═══ Fragmento del texto ═══

Según la cronología aceptada, alrededor del 1100 a.C. se produjo la invasión de los dorios. Anteriormente, otro grupo indígena y no helénico habitaba el Ática y el Peloponeso: los aqueos. Pero entre los comienzos del tercer milenio y el 1400 a.C. aproximadamente, se desarrolló en la cuenca del Mediterráneo, desde Italia hasta las costas del Asia Menor, una floreciente civilización cuya capital estaba en Cnossos, la isla de Creta, cuyas ramificaciones en el continente europeo alcanzaron una identidad propia bajo la denominación de micénica, por su grandiosa ciudad fortificada Micenas.

═══ Datos proporcionados ═══

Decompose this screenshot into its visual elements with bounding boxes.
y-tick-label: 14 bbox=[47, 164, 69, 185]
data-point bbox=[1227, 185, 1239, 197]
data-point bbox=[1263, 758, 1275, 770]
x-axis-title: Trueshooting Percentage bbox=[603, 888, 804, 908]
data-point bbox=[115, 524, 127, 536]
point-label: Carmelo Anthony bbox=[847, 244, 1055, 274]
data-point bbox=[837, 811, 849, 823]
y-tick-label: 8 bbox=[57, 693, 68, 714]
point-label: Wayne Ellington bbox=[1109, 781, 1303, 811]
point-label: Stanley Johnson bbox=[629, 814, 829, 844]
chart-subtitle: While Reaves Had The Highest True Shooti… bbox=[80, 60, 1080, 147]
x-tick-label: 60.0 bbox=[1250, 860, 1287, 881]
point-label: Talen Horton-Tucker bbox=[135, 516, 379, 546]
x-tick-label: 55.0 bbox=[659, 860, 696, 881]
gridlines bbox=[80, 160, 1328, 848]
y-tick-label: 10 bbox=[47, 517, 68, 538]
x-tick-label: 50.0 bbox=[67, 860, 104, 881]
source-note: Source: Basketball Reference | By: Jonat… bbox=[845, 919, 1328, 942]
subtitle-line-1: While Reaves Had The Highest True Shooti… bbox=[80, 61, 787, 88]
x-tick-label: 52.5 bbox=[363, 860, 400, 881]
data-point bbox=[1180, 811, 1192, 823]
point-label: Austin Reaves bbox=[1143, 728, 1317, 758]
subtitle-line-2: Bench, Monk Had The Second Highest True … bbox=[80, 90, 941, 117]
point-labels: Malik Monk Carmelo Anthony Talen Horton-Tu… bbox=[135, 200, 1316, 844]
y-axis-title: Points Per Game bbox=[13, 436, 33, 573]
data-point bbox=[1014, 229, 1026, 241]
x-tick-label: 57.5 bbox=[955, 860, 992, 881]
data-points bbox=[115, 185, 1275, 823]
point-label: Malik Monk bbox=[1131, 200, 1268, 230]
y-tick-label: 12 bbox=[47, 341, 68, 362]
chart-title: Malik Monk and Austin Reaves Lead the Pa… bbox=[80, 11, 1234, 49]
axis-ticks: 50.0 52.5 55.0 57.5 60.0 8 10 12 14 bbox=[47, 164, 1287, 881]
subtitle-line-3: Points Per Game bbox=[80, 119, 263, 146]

═══

**Qué harás**:
[a] Enumera los nombres propios de lugares que aparecen en el fragmento sobre la Grecia antigua.
[b] Prolonga el fragmento sobre la Grecia antigua a partir de su última oración.
Las líneas no hacen falta para resolver nada.

**Resultados finales**:
[a] Ática, Peloponeso, Mediterráneo, Italia, Asia Menor, Cnossos, Creta, Micenas

[b]
Se dice que el proceso comienza en la Edad Neolítica, unos 4000 años a.C., y se alcanza la Edad del Bronce hacia el 2800 a.C. Posteriormente, florece hasta conseguir épocas de gran esplendor, con etapas intermedias, hasta que Cnossos y la mayor parte de las ciudades del continente son saqueadas y destruidas, allá por el 1400 a.C. En su época de mayor auge, esta civilización cretense-micénica se extendió desde Cnossos, y la mayor parte hacia las islas del mar Egeo, e incluso alcanzó las costas de Asia Menor y Palestina. Por el 1600 a.C., el fuego de la capital minoica se estaba apagando y sus filiales del continente emergían como sucesoras.
La arqueología nos ha legado una muestra impresionante del arte cretense y micénico en los palacios de Cnossos, y ha ido cotejando una a una las afirmaciones consideradas “fabulosas” hasta el siglo pasado, como la guerra de Troya y el Laberinto, desenterrados por Schliemann y Evans, respectivamente.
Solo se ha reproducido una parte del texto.